> _Problem statement_: Tally the lines in the listing below that contain "name" and report the tally alone.

════

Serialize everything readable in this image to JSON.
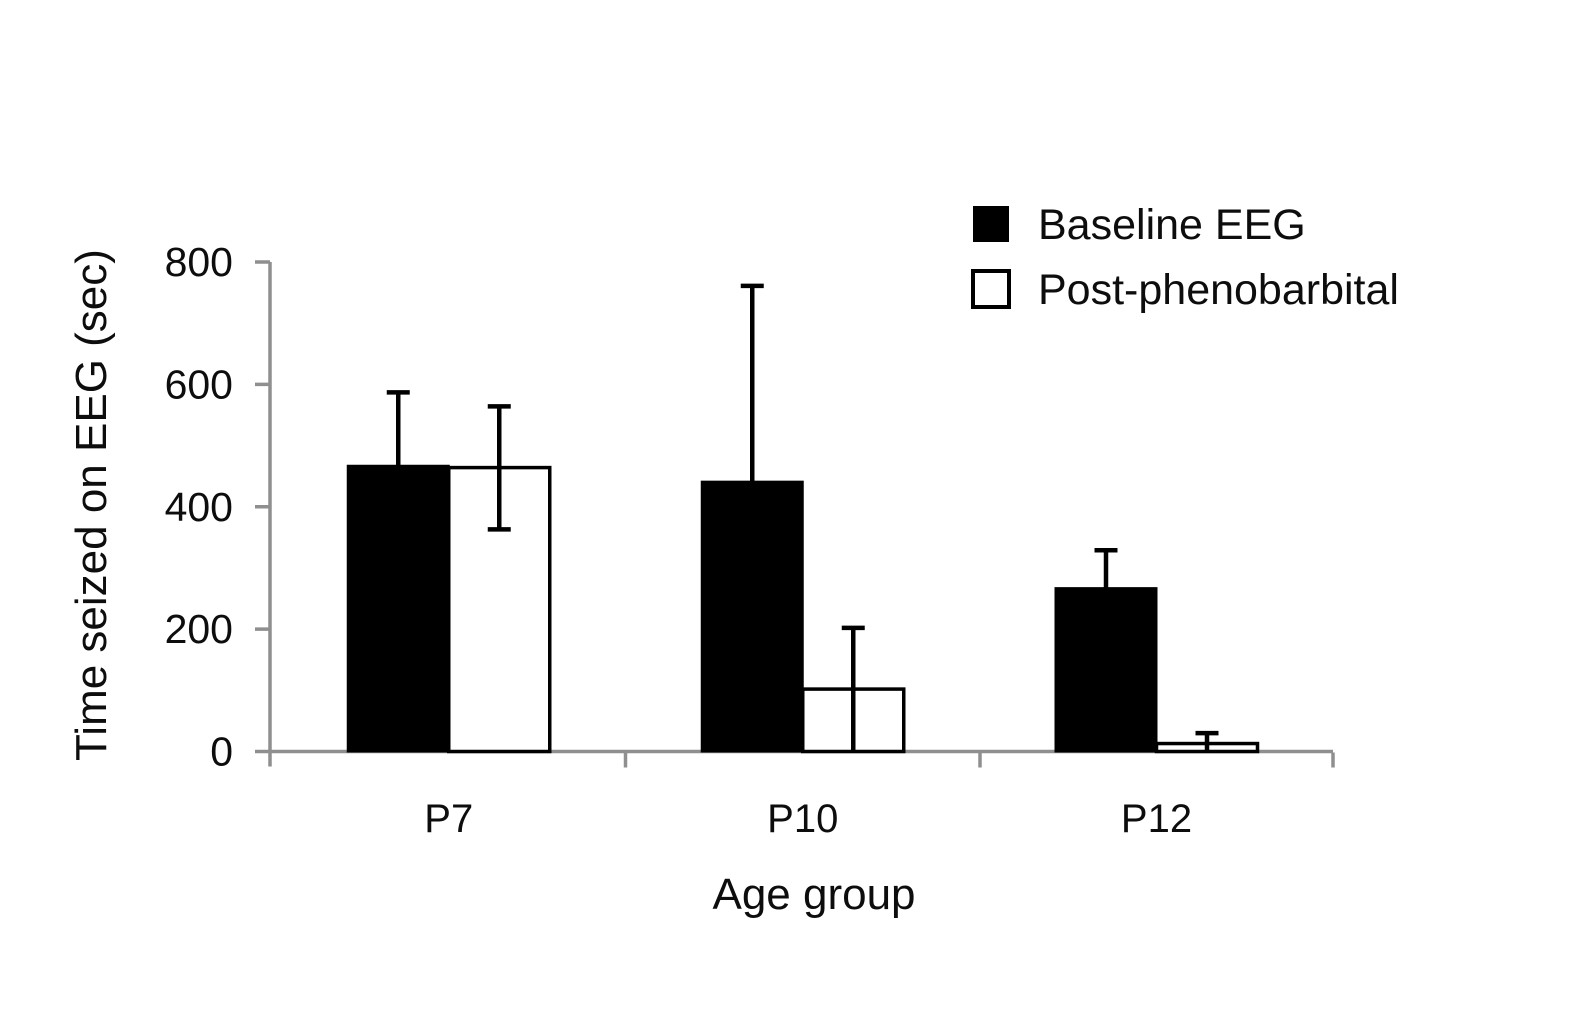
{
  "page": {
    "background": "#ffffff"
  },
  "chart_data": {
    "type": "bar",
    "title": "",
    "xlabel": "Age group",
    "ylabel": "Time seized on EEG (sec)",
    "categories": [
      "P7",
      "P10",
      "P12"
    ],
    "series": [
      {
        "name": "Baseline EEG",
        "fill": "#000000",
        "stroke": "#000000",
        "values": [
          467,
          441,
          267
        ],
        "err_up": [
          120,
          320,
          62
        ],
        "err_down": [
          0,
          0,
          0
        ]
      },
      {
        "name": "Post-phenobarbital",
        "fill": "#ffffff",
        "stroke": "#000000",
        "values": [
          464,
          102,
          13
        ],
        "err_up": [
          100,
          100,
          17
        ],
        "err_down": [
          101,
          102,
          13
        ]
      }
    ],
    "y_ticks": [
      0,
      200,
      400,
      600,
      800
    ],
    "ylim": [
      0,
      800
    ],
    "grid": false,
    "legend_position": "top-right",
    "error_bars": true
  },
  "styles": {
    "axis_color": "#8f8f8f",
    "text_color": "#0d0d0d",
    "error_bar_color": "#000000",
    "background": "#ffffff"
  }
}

════

> _Problem solution_: 2